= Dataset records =
▬▬▬▬▬▬▬▬▬▬

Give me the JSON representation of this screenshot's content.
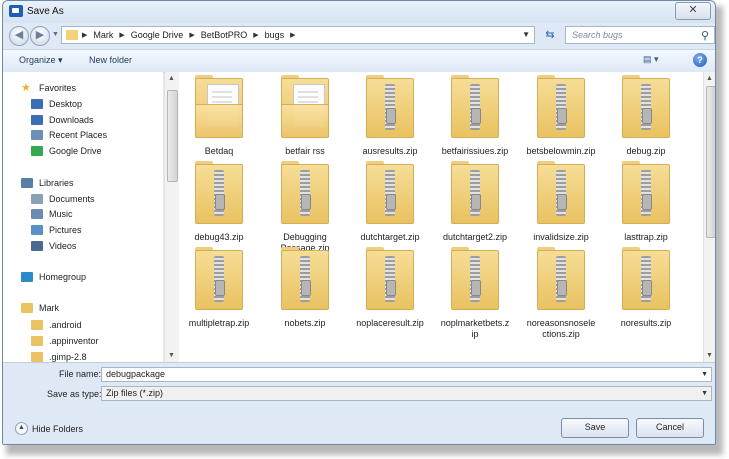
{
  "window": {
    "title": "Save As",
    "close_label": "✕"
  },
  "address": {
    "crumbs": [
      "Mark",
      "Google Drive",
      "BetBotPRO",
      "bugs"
    ]
  },
  "search": {
    "placeholder": "Search bugs"
  },
  "toolbar": {
    "organize_label": "Organize ▾",
    "new_folder_label": "New folder",
    "help_label": "?"
  },
  "sidebar": {
    "items": [
      {
        "label": "Favorites",
        "icon": "star-icon",
        "color": "#e8b23a"
      },
      {
        "label": "Desktop",
        "icon": "desktop-icon",
        "color": "#3a6fb5"
      },
      {
        "label": "Downloads",
        "icon": "downloads-icon",
        "color": "#3a6fb5"
      },
      {
        "label": "Recent Places",
        "icon": "recent-places-icon",
        "color": "#6c8fb8"
      },
      {
        "label": "Google Drive",
        "icon": "google-drive-icon",
        "color": "#34a853"
      },
      {
        "label": "Libraries",
        "icon": "libraries-icon",
        "color": "#5a7ea8"
      },
      {
        "label": "Documents",
        "icon": "documents-icon",
        "color": "#8aa0b8"
      },
      {
        "label": "Music",
        "icon": "music-icon",
        "color": "#6b8bb0"
      },
      {
        "label": "Pictures",
        "icon": "pictures-icon",
        "color": "#5a90c8"
      },
      {
        "label": "Videos",
        "icon": "videos-icon",
        "color": "#4a6a90"
      },
      {
        "label": "Homegroup",
        "icon": "homegroup-icon",
        "color": "#2a8acb"
      },
      {
        "label": "Mark",
        "icon": "user-folder-icon",
        "color": "#e9c261"
      },
      {
        "label": ".android",
        "icon": "folder-icon",
        "color": "#e9c261"
      },
      {
        "label": ".appinventor",
        "icon": "folder-icon",
        "color": "#e9c261"
      },
      {
        "label": ".gimp-2.8",
        "icon": "folder-icon",
        "color": "#e9c261"
      }
    ]
  },
  "files": [
    {
      "name": "Betdaq",
      "kind": "folder"
    },
    {
      "name": "betfair rss",
      "kind": "folder"
    },
    {
      "name": "ausresults.zip",
      "kind": "zip"
    },
    {
      "name": "betfairissiues.zip",
      "kind": "zip"
    },
    {
      "name": "betsbelowmin.zip",
      "kind": "zip"
    },
    {
      "name": "debug.zip",
      "kind": "zip"
    },
    {
      "name": "debug43.zip",
      "kind": "zip"
    },
    {
      "name": "Debugging\nPassage.zip",
      "kind": "zip"
    },
    {
      "name": "dutchtarget.zip",
      "kind": "zip"
    },
    {
      "name": "dutchtarget2.zip",
      "kind": "zip"
    },
    {
      "name": "invalidsize.zip",
      "kind": "zip"
    },
    {
      "name": "lasttrap.zip",
      "kind": "zip"
    },
    {
      "name": "multipletrap.zip",
      "kind": "zip"
    },
    {
      "name": "nobets.zip",
      "kind": "zip"
    },
    {
      "name": "noplaceresult.zip",
      "kind": "zip"
    },
    {
      "name": "noplmarketbets.z\nip",
      "kind": "zip"
    },
    {
      "name": "noreasonsnosele\nctions.zip",
      "kind": "zip"
    },
    {
      "name": "noresults.zip",
      "kind": "zip"
    }
  ],
  "form": {
    "filename_label": "File name:",
    "filename_value": "debugpackage",
    "type_label": "Save as type:",
    "type_value": "Zip files (*.zip)",
    "hide_folders_label": "Hide Folders",
    "save_label": "Save",
    "cancel_label": "Cancel"
  }
}
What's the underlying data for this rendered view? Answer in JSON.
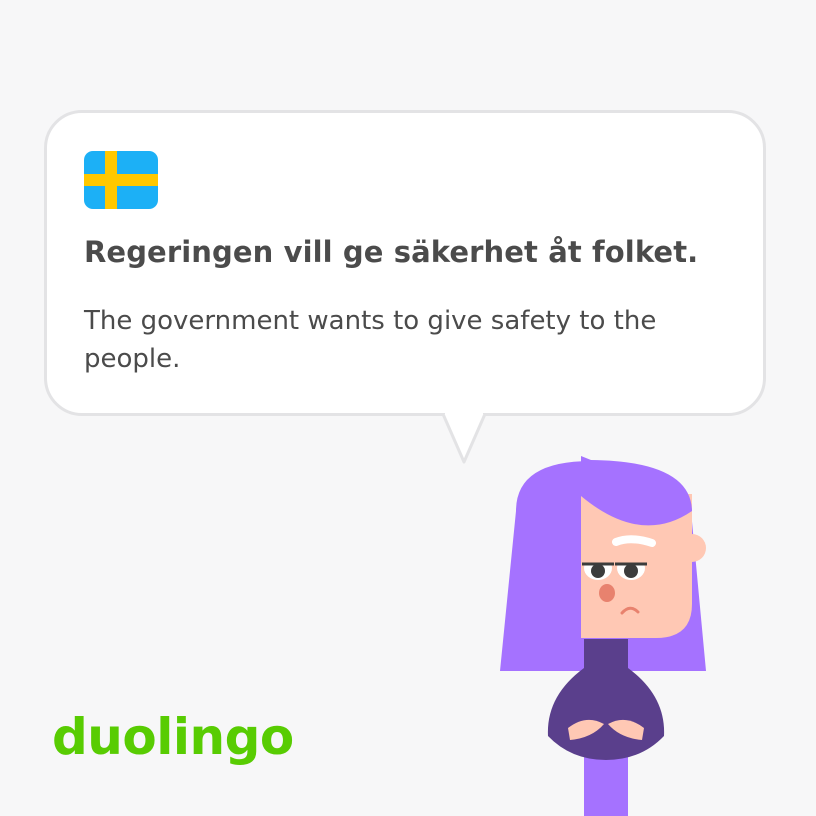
{
  "card": {
    "sentence": "Regeringen vill ge säkerhet åt folket.",
    "translation": "The government wants to give safety to the people."
  },
  "flag": {
    "icon": "sweden-flag-icon",
    "blue": "#1cb0f6",
    "yellow": "#ffc800"
  },
  "brand": {
    "logo_text": "duolingo",
    "color": "#58cc02"
  },
  "character": {
    "icon": "lily-character-icon",
    "hair": "#a572ff",
    "shirt": "#5a3f8c",
    "skin": "#ffc8b4"
  }
}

▬▬▬▬▬▬▬▬▬▬

= Task directions =
Give back each entry exactly as it appears, with no pictures.

= Exercise answer =
Give me the JSON representation of this screenshot's content.
{
  "window": {
    "title": "Save As",
    "close_label": "✕"
  },
  "address": {
    "crumbs": [
      "Mark",
      "Google Drive",
      "BetBotPRO",
      "bugs"
    ]
  },
  "search": {
    "placeholder": "Search bugs"
  },
  "toolbar": {
    "organize_label": "Organize ▾",
    "new_folder_label": "New folder",
    "help_label": "?"
  },
  "sidebar": {
    "items": [
      {
        "label": "Favorites",
        "icon": "star-icon",
        "color": "#e8b23a"
      },
      {
        "label": "Desktop",
        "icon": "desktop-icon",
        "color": "#3a6fb5"
      },
      {
        "label": "Downloads",
        "icon": "downloads-icon",
        "color": "#3a6fb5"
      },
      {
        "label": "Recent Places",
        "icon": "recent-places-icon",
        "color": "#6c8fb8"
      },
      {
        "label": "Google Drive",
        "icon": "google-drive-icon",
        "color": "#34a853"
      },
      {
        "label": "Libraries",
        "icon": "libraries-icon",
        "color": "#5a7ea8"
      },
      {
        "label": "Documents",
        "icon": "documents-icon",
        "color": "#8aa0b8"
      },
      {
        "label": "Music",
        "icon": "music-icon",
        "color": "#6b8bb0"
      },
      {
        "label": "Pictures",
        "icon": "pictures-icon",
        "color": "#5a90c8"
      },
      {
        "label": "Videos",
        "icon": "videos-icon",
        "color": "#4a6a90"
      },
      {
        "label": "Homegroup",
        "icon": "homegroup-icon",
        "color": "#2a8acb"
      },
      {
        "label": "Mark",
        "icon": "user-folder-icon",
        "color": "#e9c261"
      },
      {
        "label": ".android",
        "icon": "folder-icon",
        "color": "#e9c261"
      },
      {
        "label": ".appinventor",
        "icon": "folder-icon",
        "color": "#e9c261"
      },
      {
        "label": ".gimp-2.8",
        "icon": "folder-icon",
        "color": "#e9c261"
      }
    ]
  },
  "files": [
    {
      "name": "Betdaq",
      "kind": "folder"
    },
    {
      "name": "betfair rss",
      "kind": "folder"
    },
    {
      "name": "ausresults.zip",
      "kind": "zip"
    },
    {
      "name": "betfairissiues.zip",
      "kind": "zip"
    },
    {
      "name": "betsbelowmin.zip",
      "kind": "zip"
    },
    {
      "name": "debug.zip",
      "kind": "zip"
    },
    {
      "name": "debug43.zip",
      "kind": "zip"
    },
    {
      "name": "Debugging\nPassage.zip",
      "kind": "zip"
    },
    {
      "name": "dutchtarget.zip",
      "kind": "zip"
    },
    {
      "name": "dutchtarget2.zip",
      "kind": "zip"
    },
    {
      "name": "invalidsize.zip",
      "kind": "zip"
    },
    {
      "name": "lasttrap.zip",
      "kind": "zip"
    },
    {
      "name": "multipletrap.zip",
      "kind": "zip"
    },
    {
      "name": "nobets.zip",
      "kind": "zip"
    },
    {
      "name": "noplaceresult.zip",
      "kind": "zip"
    },
    {
      "name": "noplmarketbets.z\nip",
      "kind": "zip"
    },
    {
      "name": "noreasonsnosele\nctions.zip",
      "kind": "zip"
    },
    {
      "name": "noresults.zip",
      "kind": "zip"
    }
  ],
  "form": {
    "filename_label": "File name:",
    "filename_value": "debugpackage",
    "type_label": "Save as type:",
    "type_value": "Zip files (*.zip)",
    "hide_folders_label": "Hide Folders",
    "save_label": "Save",
    "cancel_label": "Cancel"
  }
}
What's the underlying data for this rendered view? Answer in JSON.
{
  "card": {
    "sentence": "Regeringen vill ge säkerhet åt folket.",
    "translation": "The government wants to give safety to the people."
  },
  "flag": {
    "icon": "sweden-flag-icon",
    "blue": "#1cb0f6",
    "yellow": "#ffc800"
  },
  "brand": {
    "logo_text": "duolingo",
    "color": "#58cc02"
  },
  "character": {
    "icon": "lily-character-icon",
    "hair": "#a572ff",
    "shirt": "#5a3f8c",
    "skin": "#ffc8b4"
  }
}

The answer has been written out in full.